(Data to process)

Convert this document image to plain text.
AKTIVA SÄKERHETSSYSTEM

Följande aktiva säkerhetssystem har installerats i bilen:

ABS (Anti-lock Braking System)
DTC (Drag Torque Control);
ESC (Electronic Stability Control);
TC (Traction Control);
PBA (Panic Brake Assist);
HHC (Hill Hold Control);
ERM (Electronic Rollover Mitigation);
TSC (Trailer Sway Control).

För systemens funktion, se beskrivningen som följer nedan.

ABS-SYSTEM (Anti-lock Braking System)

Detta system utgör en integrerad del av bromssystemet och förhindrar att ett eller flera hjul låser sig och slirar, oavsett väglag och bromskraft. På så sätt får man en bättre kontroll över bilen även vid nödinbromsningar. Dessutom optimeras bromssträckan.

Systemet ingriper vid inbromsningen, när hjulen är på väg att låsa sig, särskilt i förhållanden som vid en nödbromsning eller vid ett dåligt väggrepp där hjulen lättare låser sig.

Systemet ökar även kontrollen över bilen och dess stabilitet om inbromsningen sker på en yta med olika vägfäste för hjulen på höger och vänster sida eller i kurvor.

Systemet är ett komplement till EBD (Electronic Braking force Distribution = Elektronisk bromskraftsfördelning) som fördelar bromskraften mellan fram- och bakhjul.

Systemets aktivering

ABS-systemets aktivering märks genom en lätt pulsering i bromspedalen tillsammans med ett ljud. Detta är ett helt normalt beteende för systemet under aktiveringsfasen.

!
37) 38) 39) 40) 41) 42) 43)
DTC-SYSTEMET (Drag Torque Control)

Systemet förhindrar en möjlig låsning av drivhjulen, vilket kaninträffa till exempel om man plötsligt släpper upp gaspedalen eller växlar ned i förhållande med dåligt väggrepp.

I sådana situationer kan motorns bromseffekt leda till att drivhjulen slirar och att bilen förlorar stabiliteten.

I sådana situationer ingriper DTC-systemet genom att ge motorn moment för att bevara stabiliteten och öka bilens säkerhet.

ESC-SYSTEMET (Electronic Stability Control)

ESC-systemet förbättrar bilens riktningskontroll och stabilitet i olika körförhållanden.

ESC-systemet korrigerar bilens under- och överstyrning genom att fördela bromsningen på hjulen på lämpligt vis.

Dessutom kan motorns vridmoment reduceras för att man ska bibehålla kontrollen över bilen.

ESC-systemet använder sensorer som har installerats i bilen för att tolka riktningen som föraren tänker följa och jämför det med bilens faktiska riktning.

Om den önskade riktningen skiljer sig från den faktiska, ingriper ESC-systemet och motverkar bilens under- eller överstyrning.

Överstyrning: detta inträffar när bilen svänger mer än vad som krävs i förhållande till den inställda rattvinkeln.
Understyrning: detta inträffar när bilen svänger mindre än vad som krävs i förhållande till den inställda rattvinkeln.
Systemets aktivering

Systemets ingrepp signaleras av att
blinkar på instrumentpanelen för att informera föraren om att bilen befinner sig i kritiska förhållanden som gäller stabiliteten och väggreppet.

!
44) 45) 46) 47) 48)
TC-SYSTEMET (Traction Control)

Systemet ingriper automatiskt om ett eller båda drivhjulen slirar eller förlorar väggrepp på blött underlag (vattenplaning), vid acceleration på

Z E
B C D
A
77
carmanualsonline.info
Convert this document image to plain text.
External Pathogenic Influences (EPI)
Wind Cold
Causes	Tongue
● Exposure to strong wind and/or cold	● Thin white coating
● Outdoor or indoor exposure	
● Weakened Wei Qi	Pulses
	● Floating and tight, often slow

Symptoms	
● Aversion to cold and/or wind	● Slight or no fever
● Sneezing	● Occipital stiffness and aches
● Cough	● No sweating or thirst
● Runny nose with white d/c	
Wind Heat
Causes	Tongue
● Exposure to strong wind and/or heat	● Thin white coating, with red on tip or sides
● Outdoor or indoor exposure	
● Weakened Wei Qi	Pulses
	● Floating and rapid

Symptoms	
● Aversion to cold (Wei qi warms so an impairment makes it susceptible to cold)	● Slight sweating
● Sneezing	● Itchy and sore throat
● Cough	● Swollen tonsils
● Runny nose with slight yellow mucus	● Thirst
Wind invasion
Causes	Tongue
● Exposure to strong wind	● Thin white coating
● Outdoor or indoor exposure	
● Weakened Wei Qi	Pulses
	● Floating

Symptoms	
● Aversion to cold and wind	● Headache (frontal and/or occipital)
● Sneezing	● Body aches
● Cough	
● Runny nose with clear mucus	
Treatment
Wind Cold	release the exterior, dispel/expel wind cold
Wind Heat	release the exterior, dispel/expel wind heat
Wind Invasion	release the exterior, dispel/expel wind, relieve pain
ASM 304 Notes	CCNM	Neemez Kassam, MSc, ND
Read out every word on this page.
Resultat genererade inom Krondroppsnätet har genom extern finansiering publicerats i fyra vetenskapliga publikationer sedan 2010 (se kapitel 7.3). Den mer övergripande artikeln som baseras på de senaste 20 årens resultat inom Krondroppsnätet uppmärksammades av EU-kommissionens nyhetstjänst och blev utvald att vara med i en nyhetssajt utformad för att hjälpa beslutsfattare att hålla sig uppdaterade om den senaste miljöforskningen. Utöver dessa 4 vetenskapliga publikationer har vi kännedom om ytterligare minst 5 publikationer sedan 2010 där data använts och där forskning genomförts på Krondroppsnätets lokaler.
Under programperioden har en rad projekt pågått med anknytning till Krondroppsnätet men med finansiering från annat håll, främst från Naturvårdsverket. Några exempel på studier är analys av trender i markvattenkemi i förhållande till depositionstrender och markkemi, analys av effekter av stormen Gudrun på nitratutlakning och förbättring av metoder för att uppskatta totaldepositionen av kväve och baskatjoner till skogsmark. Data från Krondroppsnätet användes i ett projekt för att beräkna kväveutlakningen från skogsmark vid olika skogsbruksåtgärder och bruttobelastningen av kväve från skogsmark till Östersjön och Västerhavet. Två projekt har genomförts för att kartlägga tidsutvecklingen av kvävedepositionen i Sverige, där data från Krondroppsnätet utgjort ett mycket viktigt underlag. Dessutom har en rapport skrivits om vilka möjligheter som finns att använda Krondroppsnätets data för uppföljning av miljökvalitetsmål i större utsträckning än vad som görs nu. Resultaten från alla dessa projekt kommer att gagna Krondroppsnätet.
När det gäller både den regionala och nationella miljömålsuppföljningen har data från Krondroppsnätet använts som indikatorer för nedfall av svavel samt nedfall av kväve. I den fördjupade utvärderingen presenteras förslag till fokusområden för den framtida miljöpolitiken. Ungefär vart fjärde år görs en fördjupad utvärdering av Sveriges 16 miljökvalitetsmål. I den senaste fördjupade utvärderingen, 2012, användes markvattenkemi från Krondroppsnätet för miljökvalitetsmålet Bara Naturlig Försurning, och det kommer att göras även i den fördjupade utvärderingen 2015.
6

(End Data to process)

**Activity**
Gather each line in the data that holds the string "inbromsningen".

**Task solution**
Systemet ingriper vid inbromsningen, när hjulen är på väg att låsa sig, särskilt i förhållanden som vid en nödbromsning eller vid ett dåligt väggrepp där hjulen lättare låser sig.
Systemet ökar även kontrollen över bilen och dess stabilitet om inbromsningen sker på en yta med olika vägfäste för hjulen på höger och vänster sida eller i kurvor.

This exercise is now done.